>> Begin Dataset content

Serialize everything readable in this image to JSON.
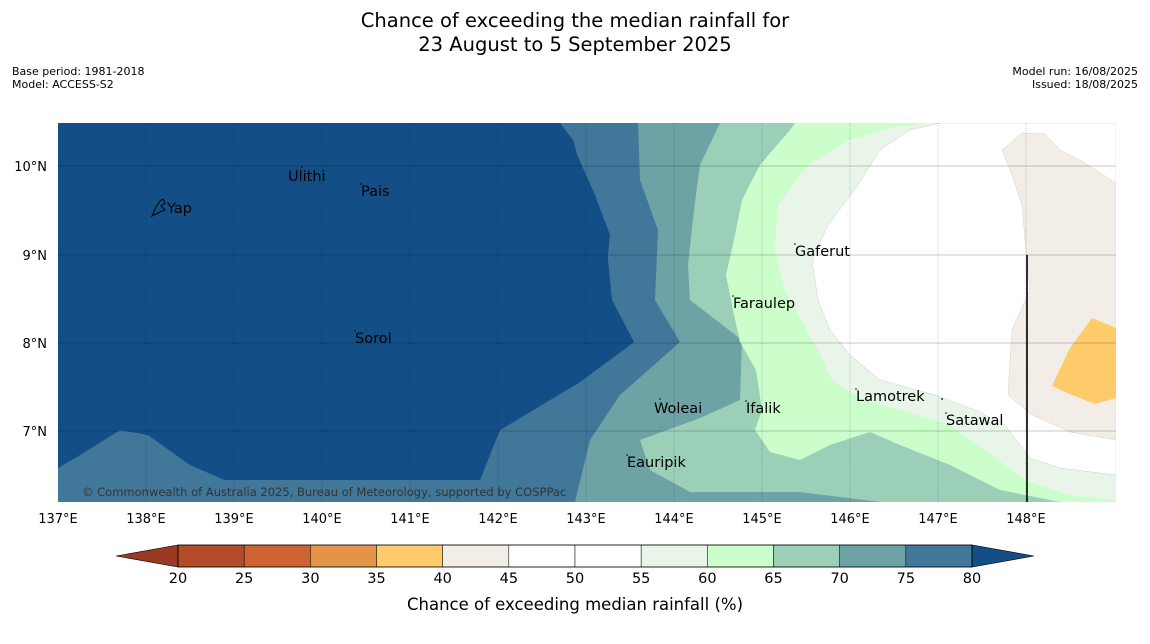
{
  "header": {
    "title_line1": "Chance of exceeding the median rainfall for",
    "title_line2": "23 August to 5 September 2025",
    "base_period": "Base period: 1981-2018",
    "model": "Model: ACCESS-S2",
    "model_run": "Model run: 16/08/2025",
    "issued": "Issued: 18/08/2025"
  },
  "map": {
    "copyright": "© Commonwealth of Australia 2025, Bureau of Meteorology, supported by COSPPac",
    "lon_ticks": [
      "137°E",
      "138°E",
      "139°E",
      "140°E",
      "141°E",
      "142°E",
      "143°E",
      "144°E",
      "145°E",
      "146°E",
      "147°E",
      "148°E"
    ],
    "lat_ticks": [
      "10°N",
      "9°N",
      "8°N",
      "7°N"
    ],
    "places": [
      {
        "name": "Ulithi"
      },
      {
        "name": "Pais"
      },
      {
        "name": "Yap"
      },
      {
        "name": "Gaferut"
      },
      {
        "name": "Faraulep"
      },
      {
        "name": "Sorol"
      },
      {
        "name": "Woleai"
      },
      {
        "name": "Ifalik"
      },
      {
        "name": "Lamotrek"
      },
      {
        "name": "Satawal"
      },
      {
        "name": "Eauripik"
      }
    ]
  },
  "legend": {
    "label": "Chance of exceeding median rainfall (%)",
    "ticks": [
      "20",
      "25",
      "30",
      "35",
      "40",
      "45",
      "50",
      "55",
      "60",
      "65",
      "70",
      "75",
      "80"
    ],
    "colors": {
      "below_20": "#9b3a22",
      "20_25": "#b34a2a",
      "25_30": "#cf6433",
      "30_35": "#e39446",
      "35_40": "#fecb6a",
      "40_45": "#f2ede7",
      "45_50": "#ffffff",
      "50_55": "#ffffff",
      "55_60": "#eaf5ea",
      "60_65": "#ccfecb",
      "65_70": "#9ccfb8",
      "70_75": "#6ea3a5",
      "75_80": "#417899",
      "above_80": "#144e87"
    }
  }
}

>> End Dataset content

### Exercise requirements
In your copy of the listing above, reproduce each line exactly and omit all pictures.

### Correct result
Serialize everything readable in this image to JSON.
{
  "header": {
    "title_line1": "Chance of exceeding the median rainfall for",
    "title_line2": "23 August to 5 September 2025",
    "base_period": "Base period: 1981-2018",
    "model": "Model: ACCESS-S2",
    "model_run": "Model run: 16/08/2025",
    "issued": "Issued: 18/08/2025"
  },
  "map": {
    "copyright": "© Commonwealth of Australia 2025, Bureau of Meteorology, supported by COSPPac",
    "lon_ticks": [
      "137°E",
      "138°E",
      "139°E",
      "140°E",
      "141°E",
      "142°E",
      "143°E",
      "144°E",
      "145°E",
      "146°E",
      "147°E",
      "148°E"
    ],
    "lat_ticks": [
      "10°N",
      "9°N",
      "8°N",
      "7°N"
    ],
    "places": [
      {
        "name": "Ulithi"
      },
      {
        "name": "Pais"
      },
      {
        "name": "Yap"
      },
      {
        "name": "Gaferut"
      },
      {
        "name": "Faraulep"
      },
      {
        "name": "Sorol"
      },
      {
        "name": "Woleai"
      },
      {
        "name": "Ifalik"
      },
      {
        "name": "Lamotrek"
      },
      {
        "name": "Satawal"
      },
      {
        "name": "Eauripik"
      }
    ]
  },
  "legend": {
    "label": "Chance of exceeding median rainfall (%)",
    "ticks": [
      "20",
      "25",
      "30",
      "35",
      "40",
      "45",
      "50",
      "55",
      "60",
      "65",
      "70",
      "75",
      "80"
    ],
    "colors": {
      "below_20": "#9b3a22",
      "20_25": "#b34a2a",
      "25_30": "#cf6433",
      "30_35": "#e39446",
      "35_40": "#fecb6a",
      "40_45": "#f2ede7",
      "45_50": "#ffffff",
      "50_55": "#ffffff",
      "55_60": "#eaf5ea",
      "60_65": "#ccfecb",
      "65_70": "#9ccfb8",
      "70_75": "#6ea3a5",
      "75_80": "#417899",
      "above_80": "#144e87"
    }
  }
}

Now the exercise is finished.